> [Task instructions]: Give every line back verbatim, dropping all images.

################

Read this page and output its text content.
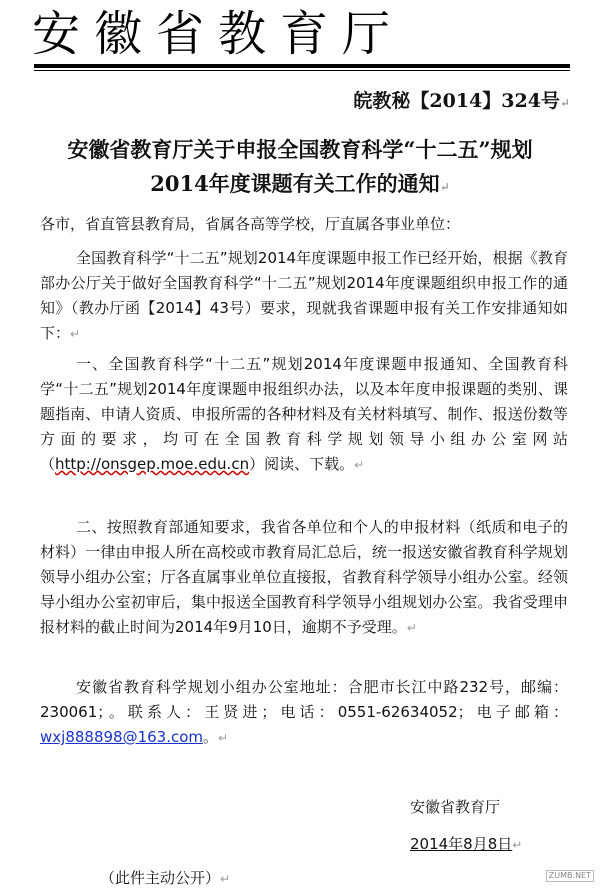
安徽省教育厅
皖教秘【2014】324号↵
安徽省教育厅关于申报全国教育科学“十二五”规划2014年度课题有关工作的通知↵
各市，省直管县教育局，省属各高等学校，厅直属各事业单位：
全国教育科学“十二五”规划2014年度课题申报工作已经开始，根据《教育部办公厅关于做好全国教育科学“十二五”规划2014年度课题组织申报工作的通知》（教办厅函【2014】43号）要求，现就我省课题申报有关工作安排通知如下：↵
一、全国教育科学“十二五”规划2014年度课题申报通知、全国教育科学“十二五”规划2014年度课题申报组织办法，以及本年度申报课题的类别、课题指南、申请人资质、申报所需的各种材料及有关材料填写、制作、报送份数等方面的要求，均可在全国教育科学规划领导小组办公室网站（http://onsgep.moe.edu.cn）阅读、下载。↵
二、按照教育部通知要求，我省各单位和个人的申报材料（纸质和电子的材料）一律由申报人所在高校或市教育局汇总后，统一报送安徽省教育科学规划领导小组办公室；厅各直属事业单位直接报，省教育科学领导小组办公室。经领导小组办公室初审后，集中报送全国教育科学领导小组规划办公室。我省受理申报材料的截止时间为2014年9月10日，逾期不予受理。↵
安徽省教育科学规划小组办公室地址：合肥市长江中路232号，邮编：230061；。联系人：王贤进；电话：0551-62634052；电子邮箱：wxj888898@163.com。↵
安徽省教育厅
2014年8月8日↵
（此件主动公开）↵	ZUMB.NET
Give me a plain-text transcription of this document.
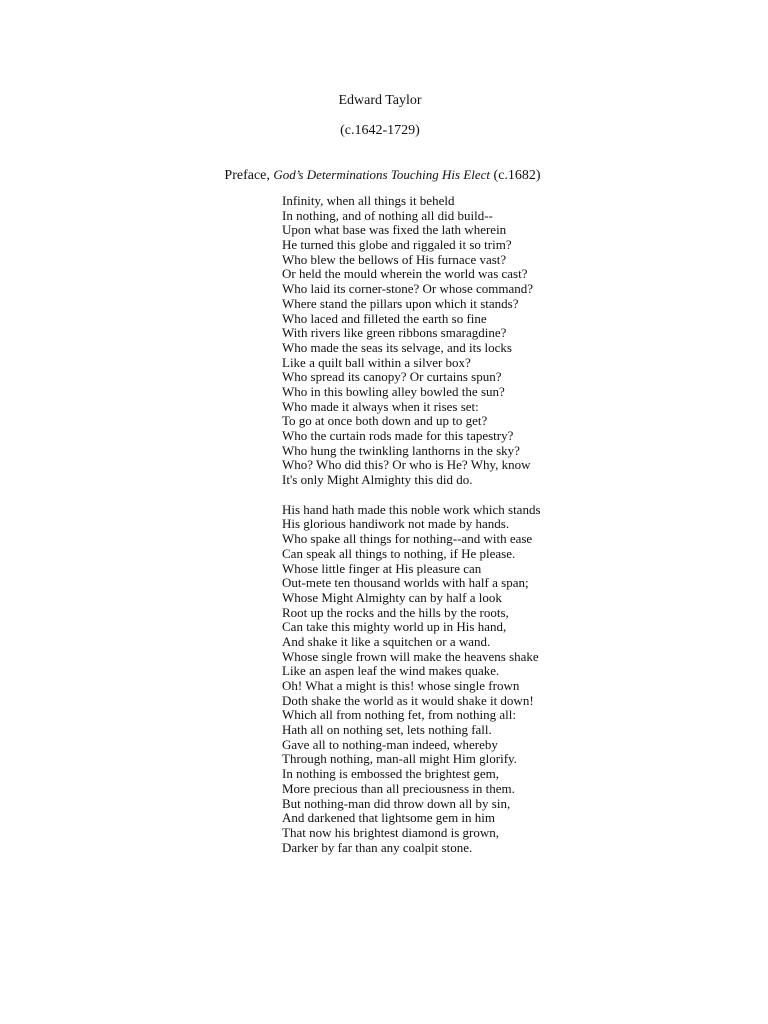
Edward Taylor
(c.1642-1729)
Preface, God’s Determinations Touching His Elect (c.1682)
Infinity, when all things it beheld
In nothing, and of nothing all did build--
Upon what base was fixed the lath wherein
He turned this globe and riggaled it so trim?
Who blew the bellows of His furnace vast?
Or held the mould wherein the world was cast?
Who laid its corner-stone? Or whose command?
Where stand the pillars upon which it stands?
Who laced and filleted the earth so fine
With rivers like green ribbons smaragdine?
Who made the seas its selvage, and its locks
Like a quilt ball within a silver box?
Who spread its canopy? Or curtains spun?
Who in this bowling alley bowled the sun?
Who made it always when it rises set:
To go at once both down and up to get?
Who the curtain rods made for this tapestry?
Who hung the twinkling lanthorns in the sky?
Who? Who did this? Or who is He? Why, know
It's only Might Almighty this did do.
His hand hath made this noble work which stands
His glorious handiwork not made by hands.
Who spake all things for nothing--and with ease
Can speak all things to nothing, if He please.
Whose little finger at His pleasure can
Out-mete ten thousand worlds with half a span;
Whose Might Almighty can by half a look
Root up the rocks and the hills by the roots,
Can take this mighty world up in His hand,
And shake it like a squitchen or a wand.
Whose single frown will make the heavens shake
Like an aspen leaf the wind makes quake.
Oh! What a might is this! whose single frown
Doth shake the world as it would shake it down!
Which all from nothing fet, from nothing all:
Hath all on nothing set, lets nothing fall.
Gave all to nothing-man indeed, whereby
Through nothing, man-all might Him glorify.
In nothing is embossed the brightest gem,
More precious than all preciousness in them.
But nothing-man did throw down all by sin,
And darkened that lightsome gem in him
That now his brightest diamond is grown,
Darker by far than any coalpit stone.
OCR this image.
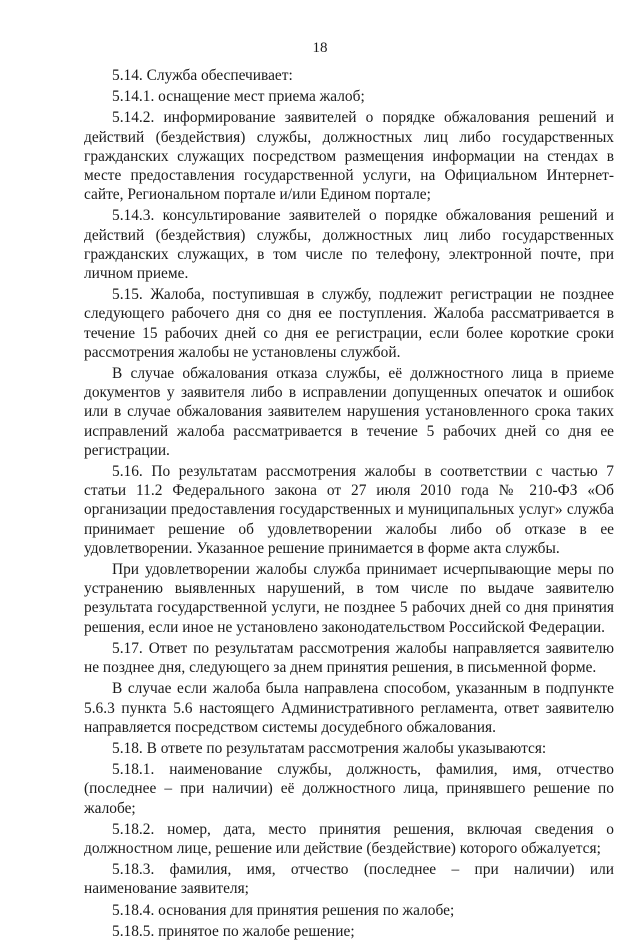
18

5.14. Служба обеспечивает:

5.14.1. оснащение мест приема жалоб;

5.14.2. информирование заявителей о порядке обжалования решений и действий (бездействия) службы, должностных лиц либо государственных гражданских служащих посредством размещения информации на стендах в месте предоставления государственной услуги, на Официальном Интернет-сайте, Региональном портале и/или Едином портале;

5.14.3. консультирование заявителей о порядке обжалования решений и действий (бездействия) службы, должностных лиц либо государственных гражданских служащих, в том числе по телефону, электронной почте, при личном приеме.

5.15. Жалоба, поступившая в службу, подлежит регистрации не позднее следующего рабочего дня со дня ее поступления. Жалоба рассматривается в течение 15 рабочих дней со дня ее регистрации, если более короткие сроки рассмотрения жалобы не установлены службой.

В случае обжалования отказа службы, её должностного лица в приеме документов у заявителя либо в исправлении допущенных опечаток и ошибок или в случае обжалования заявителем нарушения установленного срока таких исправлений жалоба рассматривается в течение 5 рабочих дней со дня ее регистрации.

5.16. По результатам рассмотрения жалобы в соответствии с частью 7 статьи 11.2 Федерального закона от 27 июля 2010 года № 210-ФЗ «Об организации предоставления государственных и муниципальных услуг» служба принимает решение об удовлетворении жалобы либо об отказе в ее удовлетворении. Указанное решение принимается в форме акта службы.

При удовлетворении жалобы служба принимает исчерпывающие меры по устранению выявленных нарушений, в том числе по выдаче заявителю результата государственной услуги, не позднее 5 рабочих дней со дня принятия решения, если иное не установлено законодательством Российской Федерации.

5.17. Ответ по результатам рассмотрения жалобы направляется заявителю не позднее дня, следующего за днем принятия решения, в письменной форме.

В случае если жалоба была направлена способом, указанным в подпункте 5.6.3 пункта 5.6 настоящего Административного регламента, ответ заявителю направляется посредством системы досудебного обжалования.

5.18. В ответе по результатам рассмотрения жалобы указываются:

5.18.1. наименование службы, должность, фамилия, имя, отчество (последнее – при наличии) её должностного лица, принявшего решение по жалобе;

5.18.2. номер, дата, место принятия решения, включая сведения о должностном лице, решение или действие (бездействие) которого обжалуется;

5.18.3. фамилия, имя, отчество (последнее – при наличии) или наименование заявителя;

5.18.4. основания для принятия решения по жалобе;

5.18.5. принятое по жалобе решение;
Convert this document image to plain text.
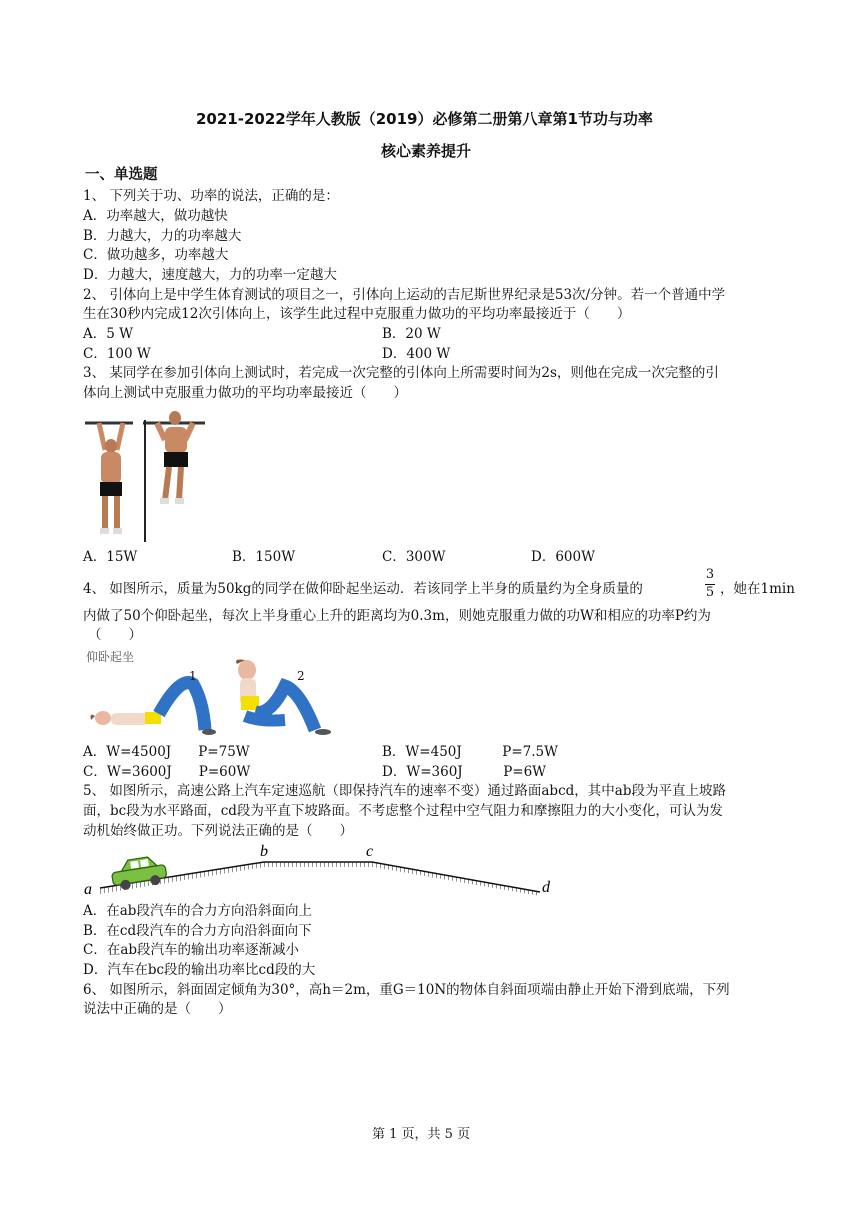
2021-2022学年人教版（2019）必修第二册第八章第1节功与功率
核心素养提升
一、单选题
1、 下列关于功、功率的说法，正确的是：
A．功率越大，做功越快
B．力越大，力的功率越大
C．做功越多，功率越大
D．力越大，速度越大，力的功率一定越大
2、 引体向上是中学生体育测试的项目之一，引体向上运动的吉尼斯世界纪录是53次/分钟。若一个普通中学
生在30秒内完成12次引体向上，该学生此过程中克服重力做功的平均功率最接近于（　　）
A．5 W	B．20 W
C．100 W	D．400 W
3、 某同学在参加引体向上测试时，若完成一次完整的引体向上所需要时间为2s，则他在完成一次完整的引
体向上测试中克服重力做功的平均功率最接近（　　）
A．15W	B．150W	C．300W	D．600W
4、 如图所示，质量为50kg的同学在做仰卧起坐运动．若该同学上半身的质量约为全身质量的
3
5 ，她在1min
内做了50个仰卧起坐，每次上半身重心上升的距离均为0.3m，则她克服重力做的功W和相应的功率P约为
（　　）
仰卧起坐
1	2
A．W=4500J　　P=75W	B．W=450J　　　P=7.5W
C．W=3600J　　P=60W	D．W=360J　　　P=6W
5、 如图所示，高速公路上汽车定速巡航（即保持汽车的速率不变）通过路面abcd，其中ab段为平直上坡路
面，bc段为水平路面，cd段为平直下坡路面。不考虑整个过程中空气阻力和摩擦阻力的大小变化，可认为发
动机始终做正功。下列说法正确的是（　　）
a
b	c
d
A．在ab段汽车的合力方向沿斜面向上
B．在cd段汽车的合力方向沿斜面向下
C．在ab段汽车的输出功率逐渐减小
D．汽车在bc段的输出功率比cd段的大
6、 如图所示，斜面固定倾角为30°，高h＝2m，重G＝10N的物体自斜面项端由静止开始下滑到底端，下列
说法中正确的是（　　）
第 1 页，共 5 页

################

> [The answer]:
Read this page and output its text content.
安徽省教育厅
皖教秘【2014】324号↵
安徽省教育厅关于申报全国教育科学“十二五”规划2014年度课题有关工作的通知↵
各市，省直管县教育局，省属各高等学校，厅直属各事业单位：
全国教育科学“十二五”规划2014年度课题申报工作已经开始，根据《教育部办公厅关于做好全国教育科学“十二五”规划2014年度课题组织申报工作的通知》（教办厅函【2014】43号）要求，现就我省课题申报有关工作安排通知如下：↵
一、全国教育科学“十二五”规划2014年度课题申报通知、全国教育科学“十二五”规划2014年度课题申报组织办法，以及本年度申报课题的类别、课题指南、申请人资质、申报所需的各种材料及有关材料填写、制作、报送份数等方面的要求，均可在全国教育科学规划领导小组办公室网站（http://onsgep.moe.edu.cn）阅读、下载。↵
二、按照教育部通知要求，我省各单位和个人的申报材料（纸质和电子的材料）一律由申报人所在高校或市教育局汇总后，统一报送安徽省教育科学规划领导小组办公室；厅各直属事业单位直接报，省教育科学领导小组办公室。经领导小组办公室初审后，集中报送全国教育科学领导小组规划办公室。我省受理申报材料的截止时间为2014年9月10日，逾期不予受理。↵
安徽省教育科学规划小组办公室地址：合肥市长江中路232号，邮编：230061；。联系人：王贤进；电话：0551-62634052；电子邮箱：wxj888898@163.com。↵
安徽省教育厅
2014年8月8日↵
（此件主动公开）↵	ZUMB.NET
Give me a plain-text transcription of this document.
Edward Taylor
(c.1642-1729)
Preface, God’s Determinations Touching His Elect (c.1682)
Infinity, when all things it beheld
In nothing, and of nothing all did build--
Upon what base was fixed the lath wherein
He turned this globe and riggaled it so trim?
Who blew the bellows of His furnace vast?
Or held the mould wherein the world was cast?
Who laid its corner-stone? Or whose command?
Where stand the pillars upon which it stands?
Who laced and filleted the earth so fine
With rivers like green ribbons smaragdine?
Who made the seas its selvage, and its locks
Like a quilt ball within a silver box?
Who spread its canopy? Or curtains spun?
Who in this bowling alley bowled the sun?
Who made it always when it rises set:
To go at once both down and up to get?
Who the curtain rods made for this tapestry?
Who hung the twinkling lanthorns in the sky?
Who? Who did this? Or who is He? Why, know
It's only Might Almighty this did do.
His hand hath made this noble work which stands
His glorious handiwork not made by hands.
Who spake all things for nothing--and with ease
Can speak all things to nothing, if He please.
Whose little finger at His pleasure can
Out-mete ten thousand worlds with half a span;
Whose Might Almighty can by half a look
Root up the rocks and the hills by the roots,
Can take this mighty world up in His hand,
And shake it like a squitchen or a wand.
Whose single frown will make the heavens shake
Like an aspen leaf the wind makes quake.
Oh! What a might is this! whose single frown
Doth shake the world as it would shake it down!
Which all from nothing fet, from nothing all:
Hath all on nothing set, lets nothing fall.
Gave all to nothing-man indeed, whereby
Through nothing, man-all might Him glorify.
In nothing is embossed the brightest gem,
More precious than all preciousness in them.
But nothing-man did throw down all by sin,
And darkened that lightsome gem in him
That now his brightest diamond is grown,
Darker by far than any coalpit stone.
OCR this image.
18

5.14. Служба обеспечивает:

5.14.1. оснащение мест приема жалоб;

5.14.2. информирование заявителей о порядке обжалования решений и действий (бездействия) службы, должностных лиц либо государственных гражданских служащих посредством размещения информации на стендах в месте предоставления государственной услуги, на Официальном Интернет-сайте, Региональном портале и/или Едином портале;

5.14.3. консультирование заявителей о порядке обжалования решений и действий (бездействия) службы, должностных лиц либо государственных гражданских служащих, в том числе по телефону, электронной почте, при личном приеме.

5.15. Жалоба, поступившая в службу, подлежит регистрации не позднее следующего рабочего дня со дня ее поступления. Жалоба рассматривается в течение 15 рабочих дней со дня ее регистрации, если более короткие сроки рассмотрения жалобы не установлены службой.

В случае обжалования отказа службы, её должностного лица в приеме документов у заявителя либо в исправлении допущенных опечаток и ошибок или в случае обжалования заявителем нарушения установленного срока таких исправлений жалоба рассматривается в течение 5 рабочих дней со дня ее регистрации.

5.16. По результатам рассмотрения жалобы в соответствии с частью 7 статьи 11.2 Федерального закона от 27 июля 2010 года № 210-ФЗ «Об организации предоставления государственных и муниципальных услуг» служба принимает решение об удовлетворении жалобы либо об отказе в ее удовлетворении. Указанное решение принимается в форме акта службы.

При удовлетворении жалобы служба принимает исчерпывающие меры по устранению выявленных нарушений, в том числе по выдаче заявителю результата государственной услуги, не позднее 5 рабочих дней со дня принятия решения, если иное не установлено законодательством Российской Федерации.

5.17. Ответ по результатам рассмотрения жалобы направляется заявителю не позднее дня, следующего за днем принятия решения, в письменной форме.

В случае если жалоба была направлена способом, указанным в подпункте 5.6.3 пункта 5.6 настоящего Административного регламента, ответ заявителю направляется посредством системы досудебного обжалования.

5.18. В ответе по результатам рассмотрения жалобы указываются:

5.18.1. наименование службы, должность, фамилия, имя, отчество (последнее – при наличии) её должностного лица, принявшего решение по жалобе;

5.18.2. номер, дата, место принятия решения, включая сведения о должностном лице, решение или действие (бездействие) которого обжалуется;

5.18.3. фамилия, имя, отчество (последнее – при наличии) или наименование заявителя;

5.18.4. основания для принятия решения по жалобе;

5.18.5. принятое по жалобе решение;
Convert this document image to plain text.
2021-2022学年人教版（2019）必修第二册第八章第1节功与功率
核心素养提升
一、单选题
1、 下列关于功、功率的说法，正确的是：
A．功率越大，做功越快
B．力越大，力的功率越大
C．做功越多，功率越大
D．力越大，速度越大，力的功率一定越大
2、 引体向上是中学生体育测试的项目之一，引体向上运动的吉尼斯世界纪录是53次/分钟。若一个普通中学
生在30秒内完成12次引体向上，该学生此过程中克服重力做功的平均功率最接近于（　　）
A．5 W	B．20 W
C．100 W	D．400 W
3、 某同学在参加引体向上测试时，若完成一次完整的引体向上所需要时间为2s，则他在完成一次完整的引
体向上测试中克服重力做功的平均功率最接近（　　）
A．15W	B．150W	C．300W	D．600W
4、 如图所示，质量为50kg的同学在做仰卧起坐运动．若该同学上半身的质量约为全身质量的
3
5 ，她在1min
内做了50个仰卧起坐，每次上半身重心上升的距离均为0.3m，则她克服重力做的功W和相应的功率P约为
（　　）
仰卧起坐
1	2
A．W=4500J　　P=75W	B．W=450J　　　P=7.5W
C．W=3600J　　P=60W	D．W=360J　　　P=6W
5、 如图所示，高速公路上汽车定速巡航（即保持汽车的速率不变）通过路面abcd，其中ab段为平直上坡路
面，bc段为水平路面，cd段为平直下坡路面。不考虑整个过程中空气阻力和摩擦阻力的大小变化，可认为发
动机始终做正功。下列说法正确的是（　　）
a
b	c
d
A．在ab段汽车的合力方向沿斜面向上
B．在cd段汽车的合力方向沿斜面向下
C．在ab段汽车的输出功率逐渐减小
D．汽车在bc段的输出功率比cd段的大
6、 如图所示，斜面固定倾角为30°，高h＝2m，重G＝10N的物体自斜面项端由静止开始下滑到底端，下列
说法中正确的是（　　）
第 1 页，共 5 页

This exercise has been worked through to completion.